TASK REQUIREMENTS: Retype all material exactly. Pictures stay out of the copy.

-------

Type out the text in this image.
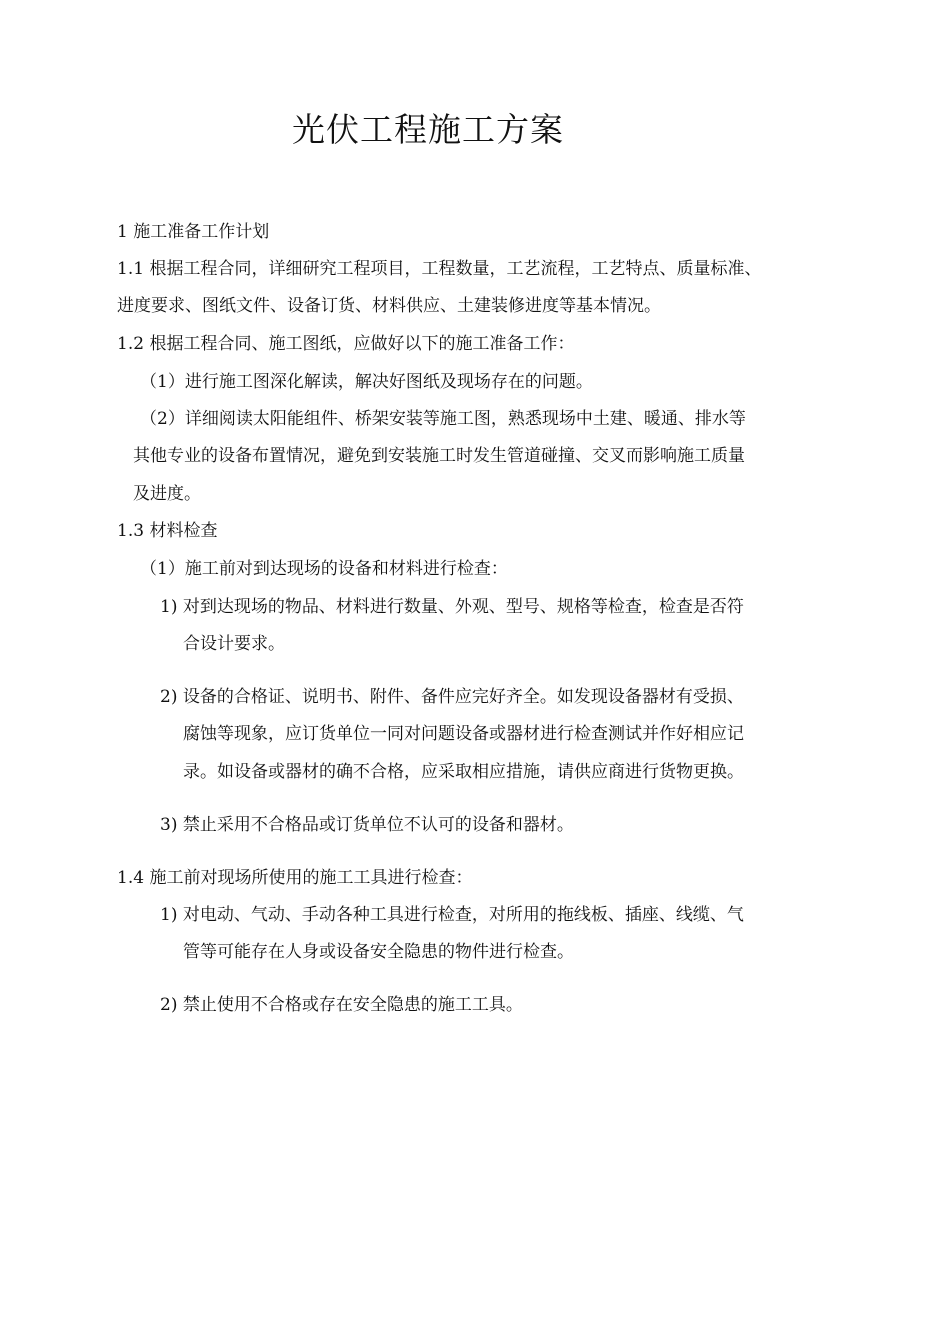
光伏工程施工方案
1 施工准备工作计划
1.1 根据工程合同，详细研究工程项目，工程数量，工艺流程，工艺特点、质量标准、
进度要求、图纸文件、设备订货、材料供应、土建装修进度等基本情况。
1.2 根据工程合同、施工图纸，应做好以下的施工准备工作：
（1）进行施工图深化解读，解决好图纸及现场存在的问题。
（2）详细阅读太阳能组件、桥架安装等施工图，熟悉现场中土建、暖通、排水等
其他专业的设备布置情况，避免到安装施工时发生管道碰撞、交叉而影响施工质量
及进度。
1.3 材料检查
（1）施工前对到达现场的设备和材料进行检查：
1) 对到达现场的物品、材料进行数量、外观、型号、规格等检查，检查是否符
合设计要求。
2) 设备的合格证、说明书、附件、备件应完好齐全。如发现设备器材有受损、
腐蚀等现象，应订货单位一同对问题设备或器材进行检查测试并作好相应记
录。如设备或器材的确不合格，应采取相应措施，请供应商进行货物更换。
3) 禁止采用不合格品或订货单位不认可的设备和器材。
1.4 施工前对现场所使用的施工工具进行检查：
1) 对电动、气动、手动各种工具进行检查，对所用的拖线板、插座、线缆、气
管等可能存在人身或设备安全隐患的物件进行检查。
2) 禁止使用不合格或存在安全隐患的施工工具。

-------

THE REPLY:
Type out the text in this image.
光伏工程施工方案
1 施工准备工作计划
1.1 根据工程合同，详细研究工程项目，工程数量，工艺流程，工艺特点、质量标准、
进度要求、图纸文件、设备订货、材料供应、土建装修进度等基本情况。
1.2 根据工程合同、施工图纸，应做好以下的施工准备工作：
（1）进行施工图深化解读，解决好图纸及现场存在的问题。
（2）详细阅读太阳能组件、桥架安装等施工图，熟悉现场中土建、暖通、排水等
其他专业的设备布置情况，避免到安装施工时发生管道碰撞、交叉而影响施工质量
及进度。
1.3 材料检查
（1）施工前对到达现场的设备和材料进行检查：
1) 对到达现场的物品、材料进行数量、外观、型号、规格等检查，检查是否符
合设计要求。
2) 设备的合格证、说明书、附件、备件应完好齐全。如发现设备器材有受损、
腐蚀等现象，应订货单位一同对问题设备或器材进行检查测试并作好相应记
录。如设备或器材的确不合格，应采取相应措施，请供应商进行货物更换。
3) 禁止采用不合格品或订货单位不认可的设备和器材。
1.4 施工前对现场所使用的施工工具进行检查：
1) 对电动、气动、手动各种工具进行检查，对所用的拖线板、插座、线缆、气
管等可能存在人身或设备安全隐患的物件进行检查。
2) 禁止使用不合格或存在安全隐患的施工工具。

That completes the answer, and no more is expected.